• **MATERIAL FOR THE TASK**:
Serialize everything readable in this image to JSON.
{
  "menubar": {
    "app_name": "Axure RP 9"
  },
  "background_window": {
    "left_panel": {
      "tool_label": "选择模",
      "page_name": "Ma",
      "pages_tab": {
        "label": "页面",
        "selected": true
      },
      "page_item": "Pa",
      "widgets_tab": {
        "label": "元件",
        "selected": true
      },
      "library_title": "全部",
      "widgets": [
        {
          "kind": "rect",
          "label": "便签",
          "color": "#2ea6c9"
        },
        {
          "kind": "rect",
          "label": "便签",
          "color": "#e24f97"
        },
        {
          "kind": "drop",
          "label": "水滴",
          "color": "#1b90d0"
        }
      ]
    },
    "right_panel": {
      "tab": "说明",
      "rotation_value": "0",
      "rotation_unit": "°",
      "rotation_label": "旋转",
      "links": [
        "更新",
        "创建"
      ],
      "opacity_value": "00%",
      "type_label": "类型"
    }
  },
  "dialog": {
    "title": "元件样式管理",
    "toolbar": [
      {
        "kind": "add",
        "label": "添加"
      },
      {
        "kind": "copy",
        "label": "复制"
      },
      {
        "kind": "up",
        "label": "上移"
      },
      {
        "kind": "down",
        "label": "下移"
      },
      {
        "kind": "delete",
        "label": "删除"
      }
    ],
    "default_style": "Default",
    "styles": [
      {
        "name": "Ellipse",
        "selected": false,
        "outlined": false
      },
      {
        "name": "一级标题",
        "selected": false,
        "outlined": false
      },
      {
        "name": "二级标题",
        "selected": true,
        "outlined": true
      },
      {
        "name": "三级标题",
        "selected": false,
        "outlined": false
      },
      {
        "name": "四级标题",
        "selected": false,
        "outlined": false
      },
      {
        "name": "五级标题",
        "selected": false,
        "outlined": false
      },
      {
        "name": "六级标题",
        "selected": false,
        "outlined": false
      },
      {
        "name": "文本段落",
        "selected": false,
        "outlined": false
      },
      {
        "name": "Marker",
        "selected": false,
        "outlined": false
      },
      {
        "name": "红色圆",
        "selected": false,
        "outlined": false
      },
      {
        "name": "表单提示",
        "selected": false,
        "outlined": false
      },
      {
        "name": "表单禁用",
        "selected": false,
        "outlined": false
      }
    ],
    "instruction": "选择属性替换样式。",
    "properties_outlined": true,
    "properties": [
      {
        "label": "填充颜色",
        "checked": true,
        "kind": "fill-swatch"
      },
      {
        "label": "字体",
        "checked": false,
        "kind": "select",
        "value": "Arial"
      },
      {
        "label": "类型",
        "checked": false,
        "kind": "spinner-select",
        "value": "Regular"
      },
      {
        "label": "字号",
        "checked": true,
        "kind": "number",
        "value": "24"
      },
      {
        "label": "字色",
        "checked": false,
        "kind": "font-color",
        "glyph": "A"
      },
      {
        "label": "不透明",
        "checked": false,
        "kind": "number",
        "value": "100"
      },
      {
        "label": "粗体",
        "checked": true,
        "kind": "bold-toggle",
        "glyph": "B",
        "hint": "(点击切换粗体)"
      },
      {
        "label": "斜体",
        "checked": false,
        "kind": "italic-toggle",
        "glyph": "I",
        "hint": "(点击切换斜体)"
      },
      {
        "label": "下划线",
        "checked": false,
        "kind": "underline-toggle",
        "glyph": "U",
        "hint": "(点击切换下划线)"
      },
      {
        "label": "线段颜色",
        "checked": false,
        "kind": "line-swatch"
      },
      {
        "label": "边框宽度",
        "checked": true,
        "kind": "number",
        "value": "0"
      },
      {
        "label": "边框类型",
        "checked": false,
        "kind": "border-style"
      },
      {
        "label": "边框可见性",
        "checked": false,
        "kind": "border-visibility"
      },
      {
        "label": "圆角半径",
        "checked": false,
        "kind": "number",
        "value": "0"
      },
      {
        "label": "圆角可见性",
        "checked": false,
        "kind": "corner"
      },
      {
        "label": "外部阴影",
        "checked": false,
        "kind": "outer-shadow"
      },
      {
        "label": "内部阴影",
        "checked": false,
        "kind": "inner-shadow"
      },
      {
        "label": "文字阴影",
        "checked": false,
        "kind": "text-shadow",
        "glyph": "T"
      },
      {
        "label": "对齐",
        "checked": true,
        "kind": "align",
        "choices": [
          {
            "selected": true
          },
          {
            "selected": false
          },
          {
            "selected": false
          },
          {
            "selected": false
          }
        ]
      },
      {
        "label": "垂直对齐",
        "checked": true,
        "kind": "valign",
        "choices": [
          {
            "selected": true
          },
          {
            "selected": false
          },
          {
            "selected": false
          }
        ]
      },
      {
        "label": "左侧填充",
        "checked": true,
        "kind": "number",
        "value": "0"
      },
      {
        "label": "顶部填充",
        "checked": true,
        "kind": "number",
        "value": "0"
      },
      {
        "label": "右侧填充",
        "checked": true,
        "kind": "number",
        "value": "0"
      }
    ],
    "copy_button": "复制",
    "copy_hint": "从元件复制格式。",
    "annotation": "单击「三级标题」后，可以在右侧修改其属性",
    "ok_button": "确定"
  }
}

• **GOAL**: Copy the data above in full, character for character.

• **RESULT FOR THIS TASK**:
Serialize everything readable in this image to JSON.
{
  "menubar": {
    "app_name": "Axure RP 9"
  },
  "background_window": {
    "left_panel": {
      "tool_label": "选择模",
      "page_name": "Ma",
      "pages_tab": {
        "label": "页面",
        "selected": true
      },
      "page_item": "Pa",
      "widgets_tab": {
        "label": "元件",
        "selected": true
      },
      "library_title": "全部",
      "widgets": [
        {
          "kind": "rect",
          "label": "便签",
          "color": "#2ea6c9"
        },
        {
          "kind": "rect",
          "label": "便签",
          "color": "#e24f97"
        },
        {
          "kind": "drop",
          "label": "水滴",
          "color": "#1b90d0"
        }
      ]
    },
    "right_panel": {
      "tab": "说明",
      "rotation_value": "0",
      "rotation_unit": "°",
      "rotation_label": "旋转",
      "links": [
        "更新",
        "创建"
      ],
      "opacity_value": "00%",
      "type_label": "类型"
    }
  },
  "dialog": {
    "title": "元件样式管理",
    "toolbar": [
      {
        "kind": "add",
        "label": "添加"
      },
      {
        "kind": "copy",
        "label": "复制"
      },
      {
        "kind": "up",
        "label": "上移"
      },
      {
        "kind": "down",
        "label": "下移"
      },
      {
        "kind": "delete",
        "label": "删除"
      }
    ],
    "default_style": "Default",
    "styles": [
      {
        "name": "Ellipse",
        "selected": false,
        "outlined": false
      },
      {
        "name": "一级标题",
        "selected": false,
        "outlined": false
      },
      {
        "name": "二级标题",
        "selected": true,
        "outlined": true
      },
      {
        "name": "三级标题",
        "selected": false,
        "outlined": false
      },
      {
        "name": "四级标题",
        "selected": false,
        "outlined": false
      },
      {
        "name": "五级标题",
        "selected": false,
        "outlined": false
      },
      {
        "name": "六级标题",
        "selected": false,
        "outlined": false
      },
      {
        "name": "文本段落",
        "selected": false,
        "outlined": false
      },
      {
        "name": "Marker",
        "selected": false,
        "outlined": false
      },
      {
        "name": "红色圆",
        "selected": false,
        "outlined": false
      },
      {
        "name": "表单提示",
        "selected": false,
        "outlined": false
      },
      {
        "name": "表单禁用",
        "selected": false,
        "outlined": false
      }
    ],
    "instruction": "选择属性替换样式。",
    "properties_outlined": true,
    "properties": [
      {
        "label": "填充颜色",
        "checked": true,
        "kind": "fill-swatch"
      },
      {
        "label": "字体",
        "checked": false,
        "kind": "select",
        "value": "Arial"
      },
      {
        "label": "类型",
        "checked": false,
        "kind": "spinner-select",
        "value": "Regular"
      },
      {
        "label": "字号",
        "checked": true,
        "kind": "number",
        "value": "24"
      },
      {
        "label": "字色",
        "checked": false,
        "kind": "font-color",
        "glyph": "A"
      },
      {
        "label": "不透明",
        "checked": false,
        "kind": "number",
        "value": "100"
      },
      {
        "label": "粗体",
        "checked": true,
        "kind": "bold-toggle",
        "glyph": "B",
        "hint": "(点击切换粗体)"
      },
      {
        "label": "斜体",
        "checked": false,
        "kind": "italic-toggle",
        "glyph": "I",
        "hint": "(点击切换斜体)"
      },
      {
        "label": "下划线",
        "checked": false,
        "kind": "underline-toggle",
        "glyph": "U",
        "hint": "(点击切换下划线)"
      },
      {
        "label": "线段颜色",
        "checked": false,
        "kind": "line-swatch"
      },
      {
        "label": "边框宽度",
        "checked": true,
        "kind": "number",
        "value": "0"
      },
      {
        "label": "边框类型",
        "checked": false,
        "kind": "border-style"
      },
      {
        "label": "边框可见性",
        "checked": false,
        "kind": "border-visibility"
      },
      {
        "label": "圆角半径",
        "checked": false,
        "kind": "number",
        "value": "0"
      },
      {
        "label": "圆角可见性",
        "checked": false,
        "kind": "corner"
      },
      {
        "label": "外部阴影",
        "checked": false,
        "kind": "outer-shadow"
      },
      {
        "label": "内部阴影",
        "checked": false,
        "kind": "inner-shadow"
      },
      {
        "label": "文字阴影",
        "checked": false,
        "kind": "text-shadow",
        "glyph": "T"
      },
      {
        "label": "对齐",
        "checked": true,
        "kind": "align",
        "choices": [
          {
            "selected": true
          },
          {
            "selected": false
          },
          {
            "selected": false
          },
          {
            "selected": false
          }
        ]
      },
      {
        "label": "垂直对齐",
        "checked": true,
        "kind": "valign",
        "choices": [
          {
            "selected": true
          },
          {
            "selected": false
          },
          {
            "selected": false
          }
        ]
      },
      {
        "label": "左侧填充",
        "checked": true,
        "kind": "number",
        "value": "0"
      },
      {
        "label": "顶部填充",
        "checked": true,
        "kind": "number",
        "value": "0"
      },
      {
        "label": "右侧填充",
        "checked": true,
        "kind": "number",
        "value": "0"
      }
    ],
    "copy_button": "复制",
    "copy_hint": "从元件复制格式。",
    "annotation": "单击「三级标题」后，可以在右侧修改其属性",
    "ok_button": "确定"
  }
}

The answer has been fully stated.